# Records shown
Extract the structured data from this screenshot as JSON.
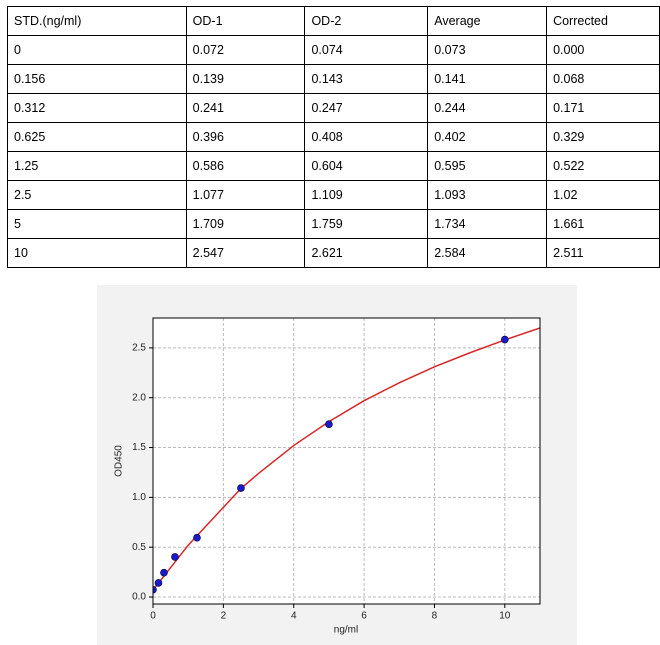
{
  "table": {
    "header": [
      "STD.(ng/ml)",
      "OD-1",
      "OD-2",
      "Average",
      "Corrected"
    ],
    "rows": [
      [
        "0",
        "0.072",
        "0.074",
        "0.073",
        "0.000"
      ],
      [
        "0.156",
        "0.139",
        "0.143",
        "0.141",
        "0.068"
      ],
      [
        "0.312",
        "0.241",
        "0.247",
        "0.244",
        "0.171"
      ],
      [
        "0.625",
        "0.396",
        "0.408",
        "0.402",
        "0.329"
      ],
      [
        "1.25",
        "0.586",
        "0.604",
        "0.595",
        "0.522"
      ],
      [
        "2.5",
        "1.077",
        "1.109",
        "1.093",
        "1.02"
      ],
      [
        "5",
        "1.709",
        "1.759",
        "1.734",
        "1.661"
      ],
      [
        "10",
        "2.547",
        "2.621",
        "2.584",
        "2.511"
      ]
    ]
  },
  "chart_data": {
    "type": "scatter",
    "x_label": "ng/ml",
    "y_label": "OD450",
    "xlim": [
      0,
      11
    ],
    "ylim": [
      -0.07,
      2.8
    ],
    "xticks": [
      0,
      2,
      4,
      6,
      8,
      10
    ],
    "yticks": [
      {
        "value": 0,
        "label": "0.0"
      },
      0.5,
      {
        "value": 1,
        "label": "1.0"
      },
      1.5,
      {
        "value": 2,
        "label": "2.0"
      },
      2.5
    ],
    "grid": true,
    "series": [
      {
        "x": [
          0,
          0.156,
          0.312,
          0.625,
          1.25,
          2.5,
          5,
          10
        ],
        "values": [
          0.073,
          0.141,
          0.244,
          0.402,
          0.595,
          1.093,
          1.734,
          2.584
        ],
        "color": "#1a1acc"
      },
      {
        "x": [
          0,
          1,
          2,
          2.5,
          3,
          4,
          5,
          6,
          7,
          8,
          9,
          10,
          11
        ],
        "values": [
          0.07,
          0.52,
          0.9,
          1.09,
          1.24,
          1.52,
          1.76,
          1.97,
          2.15,
          2.31,
          2.45,
          2.58,
          2.7
        ],
        "color": "#d62728",
        "line": true
      }
    ]
  }
}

# Your goal
Each line above is to be copied verbatim. Drop any image from the copy.

# Task output
Extract the structured data from this screenshot as JSON.
{
  "table": {
    "header": [
      "STD.(ng/ml)",
      "OD-1",
      "OD-2",
      "Average",
      "Corrected"
    ],
    "rows": [
      [
        "0",
        "0.072",
        "0.074",
        "0.073",
        "0.000"
      ],
      [
        "0.156",
        "0.139",
        "0.143",
        "0.141",
        "0.068"
      ],
      [
        "0.312",
        "0.241",
        "0.247",
        "0.244",
        "0.171"
      ],
      [
        "0.625",
        "0.396",
        "0.408",
        "0.402",
        "0.329"
      ],
      [
        "1.25",
        "0.586",
        "0.604",
        "0.595",
        "0.522"
      ],
      [
        "2.5",
        "1.077",
        "1.109",
        "1.093",
        "1.02"
      ],
      [
        "5",
        "1.709",
        "1.759",
        "1.734",
        "1.661"
      ],
      [
        "10",
        "2.547",
        "2.621",
        "2.584",
        "2.511"
      ]
    ]
  },
  "chart_data": {
    "type": "scatter",
    "x_label": "ng/ml",
    "y_label": "OD450",
    "xlim": [
      0,
      11
    ],
    "ylim": [
      -0.07,
      2.8
    ],
    "xticks": [
      0,
      2,
      4,
      6,
      8,
      10
    ],
    "yticks": [
      {
        "value": 0,
        "label": "0.0"
      },
      0.5,
      {
        "value": 1,
        "label": "1.0"
      },
      1.5,
      {
        "value": 2,
        "label": "2.0"
      },
      2.5
    ],
    "grid": true,
    "series": [
      {
        "x": [
          0,
          0.156,
          0.312,
          0.625,
          1.25,
          2.5,
          5,
          10
        ],
        "values": [
          0.073,
          0.141,
          0.244,
          0.402,
          0.595,
          1.093,
          1.734,
          2.584
        ],
        "color": "#1a1acc"
      },
      {
        "x": [
          0,
          1,
          2,
          2.5,
          3,
          4,
          5,
          6,
          7,
          8,
          9,
          10,
          11
        ],
        "values": [
          0.07,
          0.52,
          0.9,
          1.09,
          1.24,
          1.52,
          1.76,
          1.97,
          2.15,
          2.31,
          2.45,
          2.58,
          2.7
        ],
        "color": "#d62728",
        "line": true
      }
    ]
  }
}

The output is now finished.